— Begin Records to process —
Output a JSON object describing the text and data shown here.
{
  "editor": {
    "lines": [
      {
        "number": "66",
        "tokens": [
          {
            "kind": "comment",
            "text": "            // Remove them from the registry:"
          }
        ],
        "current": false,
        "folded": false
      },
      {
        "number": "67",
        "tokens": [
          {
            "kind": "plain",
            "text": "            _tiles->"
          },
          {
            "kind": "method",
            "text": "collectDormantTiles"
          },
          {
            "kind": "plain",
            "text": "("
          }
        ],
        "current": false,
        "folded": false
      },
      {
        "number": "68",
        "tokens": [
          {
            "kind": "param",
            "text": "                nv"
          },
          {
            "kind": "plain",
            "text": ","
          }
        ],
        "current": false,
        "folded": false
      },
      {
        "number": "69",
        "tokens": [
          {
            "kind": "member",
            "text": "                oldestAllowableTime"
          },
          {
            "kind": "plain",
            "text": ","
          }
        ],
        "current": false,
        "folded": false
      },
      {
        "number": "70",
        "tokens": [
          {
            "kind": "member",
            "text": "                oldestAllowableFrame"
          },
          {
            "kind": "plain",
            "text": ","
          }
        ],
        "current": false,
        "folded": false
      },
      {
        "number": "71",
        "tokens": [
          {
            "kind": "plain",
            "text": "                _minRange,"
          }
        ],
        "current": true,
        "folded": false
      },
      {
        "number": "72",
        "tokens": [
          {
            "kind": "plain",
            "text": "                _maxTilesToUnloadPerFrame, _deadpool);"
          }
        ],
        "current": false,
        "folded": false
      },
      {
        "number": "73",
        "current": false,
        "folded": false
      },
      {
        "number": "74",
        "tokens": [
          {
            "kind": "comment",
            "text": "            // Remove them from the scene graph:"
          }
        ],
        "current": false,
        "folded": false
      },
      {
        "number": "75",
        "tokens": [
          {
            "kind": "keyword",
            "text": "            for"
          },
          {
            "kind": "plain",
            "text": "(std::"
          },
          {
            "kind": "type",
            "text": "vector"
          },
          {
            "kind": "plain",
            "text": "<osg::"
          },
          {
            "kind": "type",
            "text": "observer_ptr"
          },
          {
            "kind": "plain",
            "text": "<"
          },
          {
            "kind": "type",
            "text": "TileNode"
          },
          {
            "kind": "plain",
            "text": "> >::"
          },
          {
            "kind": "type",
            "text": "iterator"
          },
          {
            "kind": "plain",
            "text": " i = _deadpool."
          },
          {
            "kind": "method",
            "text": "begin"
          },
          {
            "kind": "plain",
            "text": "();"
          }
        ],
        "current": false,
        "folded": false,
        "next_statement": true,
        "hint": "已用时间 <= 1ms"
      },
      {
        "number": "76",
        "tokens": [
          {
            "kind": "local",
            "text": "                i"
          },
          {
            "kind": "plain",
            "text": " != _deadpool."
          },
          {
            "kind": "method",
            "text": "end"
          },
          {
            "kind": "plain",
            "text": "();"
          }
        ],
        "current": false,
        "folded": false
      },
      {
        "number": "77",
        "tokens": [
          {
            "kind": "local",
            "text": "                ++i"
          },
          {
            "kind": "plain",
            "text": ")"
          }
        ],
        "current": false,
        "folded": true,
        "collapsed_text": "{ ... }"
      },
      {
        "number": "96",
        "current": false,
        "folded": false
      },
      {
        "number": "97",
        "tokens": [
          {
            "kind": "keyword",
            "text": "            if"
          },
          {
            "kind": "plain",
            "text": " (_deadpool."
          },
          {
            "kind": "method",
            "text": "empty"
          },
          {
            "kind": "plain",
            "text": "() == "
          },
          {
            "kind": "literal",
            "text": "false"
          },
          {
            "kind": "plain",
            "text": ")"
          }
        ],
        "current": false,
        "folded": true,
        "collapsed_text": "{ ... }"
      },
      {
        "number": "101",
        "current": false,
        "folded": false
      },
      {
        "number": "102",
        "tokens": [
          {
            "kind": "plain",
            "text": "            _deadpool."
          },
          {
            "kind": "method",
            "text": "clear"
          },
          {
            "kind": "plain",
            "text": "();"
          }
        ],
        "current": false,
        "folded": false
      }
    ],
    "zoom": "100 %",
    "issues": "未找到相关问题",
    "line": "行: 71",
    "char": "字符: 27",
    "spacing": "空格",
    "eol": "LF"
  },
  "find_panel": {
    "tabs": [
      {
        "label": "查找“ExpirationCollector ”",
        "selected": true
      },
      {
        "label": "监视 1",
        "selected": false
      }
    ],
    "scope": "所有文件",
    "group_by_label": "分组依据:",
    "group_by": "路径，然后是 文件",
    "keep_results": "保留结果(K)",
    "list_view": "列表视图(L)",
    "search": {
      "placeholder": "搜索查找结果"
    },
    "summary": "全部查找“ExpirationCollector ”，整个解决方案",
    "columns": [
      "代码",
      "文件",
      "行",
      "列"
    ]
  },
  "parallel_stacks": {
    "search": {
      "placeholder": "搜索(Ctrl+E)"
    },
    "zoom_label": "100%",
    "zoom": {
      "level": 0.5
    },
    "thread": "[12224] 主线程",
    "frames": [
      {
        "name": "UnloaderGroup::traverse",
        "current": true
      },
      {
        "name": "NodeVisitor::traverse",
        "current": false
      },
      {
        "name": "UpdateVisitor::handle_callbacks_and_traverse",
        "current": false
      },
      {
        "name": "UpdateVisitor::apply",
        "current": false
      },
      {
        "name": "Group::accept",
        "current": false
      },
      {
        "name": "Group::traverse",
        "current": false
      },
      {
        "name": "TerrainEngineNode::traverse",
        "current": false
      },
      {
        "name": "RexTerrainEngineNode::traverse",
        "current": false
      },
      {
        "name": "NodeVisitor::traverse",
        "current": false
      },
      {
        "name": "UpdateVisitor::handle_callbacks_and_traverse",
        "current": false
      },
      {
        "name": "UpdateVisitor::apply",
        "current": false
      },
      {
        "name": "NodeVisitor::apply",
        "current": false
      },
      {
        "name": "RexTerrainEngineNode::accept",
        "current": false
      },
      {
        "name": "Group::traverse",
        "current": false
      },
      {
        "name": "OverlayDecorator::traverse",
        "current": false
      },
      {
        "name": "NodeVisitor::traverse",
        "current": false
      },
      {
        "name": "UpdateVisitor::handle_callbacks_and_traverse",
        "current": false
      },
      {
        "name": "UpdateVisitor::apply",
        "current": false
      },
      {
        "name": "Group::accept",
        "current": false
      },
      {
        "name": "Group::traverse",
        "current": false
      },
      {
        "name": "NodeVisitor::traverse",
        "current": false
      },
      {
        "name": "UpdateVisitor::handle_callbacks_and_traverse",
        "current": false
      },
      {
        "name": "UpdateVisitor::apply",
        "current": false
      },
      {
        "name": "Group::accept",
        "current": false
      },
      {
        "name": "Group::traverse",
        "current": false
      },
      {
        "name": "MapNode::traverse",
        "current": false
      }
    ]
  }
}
— End Records to process —
* **Task instructions**: Every entry in the listing must be retyped exactly.

* **Exercise response**:
Output a JSON object describing the text and data shown here.
{
  "editor": {
    "lines": [
      {
        "number": "66",
        "tokens": [
          {
            "kind": "comment",
            "text": "            // Remove them from the registry:"
          }
        ],
        "current": false,
        "folded": false
      },
      {
        "number": "67",
        "tokens": [
          {
            "kind": "plain",
            "text": "            _tiles->"
          },
          {
            "kind": "method",
            "text": "collectDormantTiles"
          },
          {
            "kind": "plain",
            "text": "("
          }
        ],
        "current": false,
        "folded": false
      },
      {
        "number": "68",
        "tokens": [
          {
            "kind": "param",
            "text": "                nv"
          },
          {
            "kind": "plain",
            "text": ","
          }
        ],
        "current": false,
        "folded": false
      },
      {
        "number": "69",
        "tokens": [
          {
            "kind": "member",
            "text": "                oldestAllowableTime"
          },
          {
            "kind": "plain",
            "text": ","
          }
        ],
        "current": false,
        "folded": false
      },
      {
        "number": "70",
        "tokens": [
          {
            "kind": "member",
            "text": "                oldestAllowableFrame"
          },
          {
            "kind": "plain",
            "text": ","
          }
        ],
        "current": false,
        "folded": false
      },
      {
        "number": "71",
        "tokens": [
          {
            "kind": "plain",
            "text": "                _minRange,"
          }
        ],
        "current": true,
        "folded": false
      },
      {
        "number": "72",
        "tokens": [
          {
            "kind": "plain",
            "text": "                _maxTilesToUnloadPerFrame, _deadpool);"
          }
        ],
        "current": false,
        "folded": false
      },
      {
        "number": "73",
        "current": false,
        "folded": false
      },
      {
        "number": "74",
        "tokens": [
          {
            "kind": "comment",
            "text": "            // Remove them from the scene graph:"
          }
        ],
        "current": false,
        "folded": false
      },
      {
        "number": "75",
        "tokens": [
          {
            "kind": "keyword",
            "text": "            for"
          },
          {
            "kind": "plain",
            "text": "(std::"
          },
          {
            "kind": "type",
            "text": "vector"
          },
          {
            "kind": "plain",
            "text": "<osg::"
          },
          {
            "kind": "type",
            "text": "observer_ptr"
          },
          {
            "kind": "plain",
            "text": "<"
          },
          {
            "kind": "type",
            "text": "TileNode"
          },
          {
            "kind": "plain",
            "text": "> >::"
          },
          {
            "kind": "type",
            "text": "iterator"
          },
          {
            "kind": "plain",
            "text": " i = _deadpool."
          },
          {
            "kind": "method",
            "text": "begin"
          },
          {
            "kind": "plain",
            "text": "();"
          }
        ],
        "current": false,
        "folded": false,
        "next_statement": true,
        "hint": "已用时间 <= 1ms"
      },
      {
        "number": "76",
        "tokens": [
          {
            "kind": "local",
            "text": "                i"
          },
          {
            "kind": "plain",
            "text": " != _deadpool."
          },
          {
            "kind": "method",
            "text": "end"
          },
          {
            "kind": "plain",
            "text": "();"
          }
        ],
        "current": false,
        "folded": false
      },
      {
        "number": "77",
        "tokens": [
          {
            "kind": "local",
            "text": "                ++i"
          },
          {
            "kind": "plain",
            "text": ")"
          }
        ],
        "current": false,
        "folded": true,
        "collapsed_text": "{ ... }"
      },
      {
        "number": "96",
        "current": false,
        "folded": false
      },
      {
        "number": "97",
        "tokens": [
          {
            "kind": "keyword",
            "text": "            if"
          },
          {
            "kind": "plain",
            "text": " (_deadpool."
          },
          {
            "kind": "method",
            "text": "empty"
          },
          {
            "kind": "plain",
            "text": "() == "
          },
          {
            "kind": "literal",
            "text": "false"
          },
          {
            "kind": "plain",
            "text": ")"
          }
        ],
        "current": false,
        "folded": true,
        "collapsed_text": "{ ... }"
      },
      {
        "number": "101",
        "current": false,
        "folded": false
      },
      {
        "number": "102",
        "tokens": [
          {
            "kind": "plain",
            "text": "            _deadpool."
          },
          {
            "kind": "method",
            "text": "clear"
          },
          {
            "kind": "plain",
            "text": "();"
          }
        ],
        "current": false,
        "folded": false
      }
    ],
    "zoom": "100 %",
    "issues": "未找到相关问题",
    "line": "行: 71",
    "char": "字符: 27",
    "spacing": "空格",
    "eol": "LF"
  },
  "find_panel": {
    "tabs": [
      {
        "label": "查找“ExpirationCollector ”",
        "selected": true
      },
      {
        "label": "监视 1",
        "selected": false
      }
    ],
    "scope": "所有文件",
    "group_by_label": "分组依据:",
    "group_by": "路径，然后是 文件",
    "keep_results": "保留结果(K)",
    "list_view": "列表视图(L)",
    "search": {
      "placeholder": "搜索查找结果"
    },
    "summary": "全部查找“ExpirationCollector ”，整个解决方案",
    "columns": [
      "代码",
      "文件",
      "行",
      "列"
    ]
  },
  "parallel_stacks": {
    "search": {
      "placeholder": "搜索(Ctrl+E)"
    },
    "zoom_label": "100%",
    "zoom": {
      "level": 0.5
    },
    "thread": "[12224] 主线程",
    "frames": [
      {
        "name": "UnloaderGroup::traverse",
        "current": true
      },
      {
        "name": "NodeVisitor::traverse",
        "current": false
      },
      {
        "name": "UpdateVisitor::handle_callbacks_and_traverse",
        "current": false
      },
      {
        "name": "UpdateVisitor::apply",
        "current": false
      },
      {
        "name": "Group::accept",
        "current": false
      },
      {
        "name": "Group::traverse",
        "current": false
      },
      {
        "name": "TerrainEngineNode::traverse",
        "current": false
      },
      {
        "name": "RexTerrainEngineNode::traverse",
        "current": false
      },
      {
        "name": "NodeVisitor::traverse",
        "current": false
      },
      {
        "name": "UpdateVisitor::handle_callbacks_and_traverse",
        "current": false
      },
      {
        "name": "UpdateVisitor::apply",
        "current": false
      },
      {
        "name": "NodeVisitor::apply",
        "current": false
      },
      {
        "name": "RexTerrainEngineNode::accept",
        "current": false
      },
      {
        "name": "Group::traverse",
        "current": false
      },
      {
        "name": "OverlayDecorator::traverse",
        "current": false
      },
      {
        "name": "NodeVisitor::traverse",
        "current": false
      },
      {
        "name": "UpdateVisitor::handle_callbacks_and_traverse",
        "current": false
      },
      {
        "name": "UpdateVisitor::apply",
        "current": false
      },
      {
        "name": "Group::accept",
        "current": false
      },
      {
        "name": "Group::traverse",
        "current": false
      },
      {
        "name": "NodeVisitor::traverse",
        "current": false
      },
      {
        "name": "UpdateVisitor::handle_callbacks_and_traverse",
        "current": false
      },
      {
        "name": "UpdateVisitor::apply",
        "current": false
      },
      {
        "name": "Group::accept",
        "current": false
      },
      {
        "name": "Group::traverse",
        "current": false
      },
      {
        "name": "MapNode::traverse",
        "current": false
      }
    ]
  }
}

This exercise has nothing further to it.